Brief: Across the listing below, how many lines hold "palmitate"? Reply with the number by itself.

Given entries:
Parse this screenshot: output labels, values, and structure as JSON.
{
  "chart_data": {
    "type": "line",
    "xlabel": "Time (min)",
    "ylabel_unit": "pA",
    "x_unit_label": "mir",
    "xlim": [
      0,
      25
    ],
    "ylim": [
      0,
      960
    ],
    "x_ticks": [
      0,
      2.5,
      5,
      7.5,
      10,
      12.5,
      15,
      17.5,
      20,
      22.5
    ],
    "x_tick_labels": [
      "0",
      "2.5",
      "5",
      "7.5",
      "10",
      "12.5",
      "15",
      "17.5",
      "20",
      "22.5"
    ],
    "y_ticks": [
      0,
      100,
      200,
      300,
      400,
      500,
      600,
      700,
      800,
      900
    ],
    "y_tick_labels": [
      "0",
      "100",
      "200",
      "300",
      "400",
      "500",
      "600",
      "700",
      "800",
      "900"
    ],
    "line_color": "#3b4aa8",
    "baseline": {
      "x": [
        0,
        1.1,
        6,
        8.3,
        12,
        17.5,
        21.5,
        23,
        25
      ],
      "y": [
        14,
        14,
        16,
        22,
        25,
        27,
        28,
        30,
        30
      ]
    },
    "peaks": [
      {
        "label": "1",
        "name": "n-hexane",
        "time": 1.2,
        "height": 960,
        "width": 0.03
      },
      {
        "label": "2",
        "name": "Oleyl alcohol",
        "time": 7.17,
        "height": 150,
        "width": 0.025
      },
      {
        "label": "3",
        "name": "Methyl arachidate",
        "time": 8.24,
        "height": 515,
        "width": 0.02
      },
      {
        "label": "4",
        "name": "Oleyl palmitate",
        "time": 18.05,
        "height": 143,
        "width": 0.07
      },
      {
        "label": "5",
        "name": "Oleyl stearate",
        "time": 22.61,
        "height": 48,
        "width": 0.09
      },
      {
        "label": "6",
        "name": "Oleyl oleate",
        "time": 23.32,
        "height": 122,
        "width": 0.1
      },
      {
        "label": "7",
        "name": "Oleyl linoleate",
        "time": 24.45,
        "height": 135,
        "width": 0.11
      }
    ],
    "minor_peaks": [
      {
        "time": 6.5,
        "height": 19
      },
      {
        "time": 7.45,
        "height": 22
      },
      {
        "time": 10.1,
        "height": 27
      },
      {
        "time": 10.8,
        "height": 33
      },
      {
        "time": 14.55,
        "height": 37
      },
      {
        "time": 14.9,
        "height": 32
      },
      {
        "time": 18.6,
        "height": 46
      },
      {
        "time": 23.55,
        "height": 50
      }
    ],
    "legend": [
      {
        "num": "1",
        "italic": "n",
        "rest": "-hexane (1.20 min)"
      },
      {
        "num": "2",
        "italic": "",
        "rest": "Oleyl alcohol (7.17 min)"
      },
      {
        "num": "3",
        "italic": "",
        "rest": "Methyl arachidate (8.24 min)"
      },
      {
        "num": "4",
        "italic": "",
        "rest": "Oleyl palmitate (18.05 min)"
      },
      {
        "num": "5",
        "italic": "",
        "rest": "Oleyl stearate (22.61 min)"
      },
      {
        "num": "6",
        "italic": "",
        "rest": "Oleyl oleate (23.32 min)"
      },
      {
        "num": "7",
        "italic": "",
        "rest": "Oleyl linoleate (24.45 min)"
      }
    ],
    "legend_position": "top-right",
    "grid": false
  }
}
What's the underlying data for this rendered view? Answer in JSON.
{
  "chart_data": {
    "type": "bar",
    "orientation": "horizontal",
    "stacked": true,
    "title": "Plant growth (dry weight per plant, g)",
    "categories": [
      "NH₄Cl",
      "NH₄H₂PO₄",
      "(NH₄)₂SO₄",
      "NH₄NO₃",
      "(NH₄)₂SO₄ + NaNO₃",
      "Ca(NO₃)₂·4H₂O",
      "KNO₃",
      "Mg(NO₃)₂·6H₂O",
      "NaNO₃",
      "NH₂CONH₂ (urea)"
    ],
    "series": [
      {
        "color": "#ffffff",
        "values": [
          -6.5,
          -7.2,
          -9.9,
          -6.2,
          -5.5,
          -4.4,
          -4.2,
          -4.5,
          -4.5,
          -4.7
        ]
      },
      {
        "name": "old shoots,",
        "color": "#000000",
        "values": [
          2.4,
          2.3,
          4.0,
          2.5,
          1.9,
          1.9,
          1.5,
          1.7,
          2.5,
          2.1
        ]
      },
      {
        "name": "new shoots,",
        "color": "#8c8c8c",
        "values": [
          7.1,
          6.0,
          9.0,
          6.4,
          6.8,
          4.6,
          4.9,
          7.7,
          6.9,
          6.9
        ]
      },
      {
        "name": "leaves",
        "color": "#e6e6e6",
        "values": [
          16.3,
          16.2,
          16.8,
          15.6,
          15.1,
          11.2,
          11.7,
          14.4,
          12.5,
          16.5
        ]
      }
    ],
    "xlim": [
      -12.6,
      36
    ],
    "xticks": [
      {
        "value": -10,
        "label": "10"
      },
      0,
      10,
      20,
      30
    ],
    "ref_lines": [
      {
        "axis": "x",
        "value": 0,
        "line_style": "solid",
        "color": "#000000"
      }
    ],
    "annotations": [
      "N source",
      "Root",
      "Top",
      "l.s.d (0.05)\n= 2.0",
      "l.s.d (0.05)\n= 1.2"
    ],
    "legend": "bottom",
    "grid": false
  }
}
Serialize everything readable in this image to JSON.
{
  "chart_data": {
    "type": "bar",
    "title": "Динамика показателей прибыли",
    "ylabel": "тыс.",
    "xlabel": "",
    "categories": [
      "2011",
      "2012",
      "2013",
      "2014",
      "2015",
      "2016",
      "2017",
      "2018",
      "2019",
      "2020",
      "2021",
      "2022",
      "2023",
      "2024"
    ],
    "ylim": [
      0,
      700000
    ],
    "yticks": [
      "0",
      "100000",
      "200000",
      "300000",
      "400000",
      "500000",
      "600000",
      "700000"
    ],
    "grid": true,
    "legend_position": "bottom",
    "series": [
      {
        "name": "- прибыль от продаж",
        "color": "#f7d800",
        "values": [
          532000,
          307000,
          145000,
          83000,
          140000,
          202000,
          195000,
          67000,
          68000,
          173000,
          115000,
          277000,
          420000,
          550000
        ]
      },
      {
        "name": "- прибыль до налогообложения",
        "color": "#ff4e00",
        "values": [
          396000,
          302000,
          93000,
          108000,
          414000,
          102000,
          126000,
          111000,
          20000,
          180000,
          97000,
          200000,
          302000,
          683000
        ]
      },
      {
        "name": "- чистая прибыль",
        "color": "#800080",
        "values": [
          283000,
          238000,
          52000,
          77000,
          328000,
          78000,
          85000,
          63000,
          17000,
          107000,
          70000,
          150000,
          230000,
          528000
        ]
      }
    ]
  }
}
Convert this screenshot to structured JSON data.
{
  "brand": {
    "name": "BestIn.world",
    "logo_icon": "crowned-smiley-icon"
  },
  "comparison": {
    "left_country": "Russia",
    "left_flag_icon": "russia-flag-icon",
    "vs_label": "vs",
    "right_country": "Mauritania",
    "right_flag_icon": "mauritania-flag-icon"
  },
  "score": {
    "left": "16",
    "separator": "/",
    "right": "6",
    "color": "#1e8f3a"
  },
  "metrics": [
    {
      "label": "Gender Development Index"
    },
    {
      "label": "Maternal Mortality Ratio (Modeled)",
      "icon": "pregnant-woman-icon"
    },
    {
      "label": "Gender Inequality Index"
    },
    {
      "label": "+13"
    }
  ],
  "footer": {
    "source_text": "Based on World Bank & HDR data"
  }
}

Finished answer: 2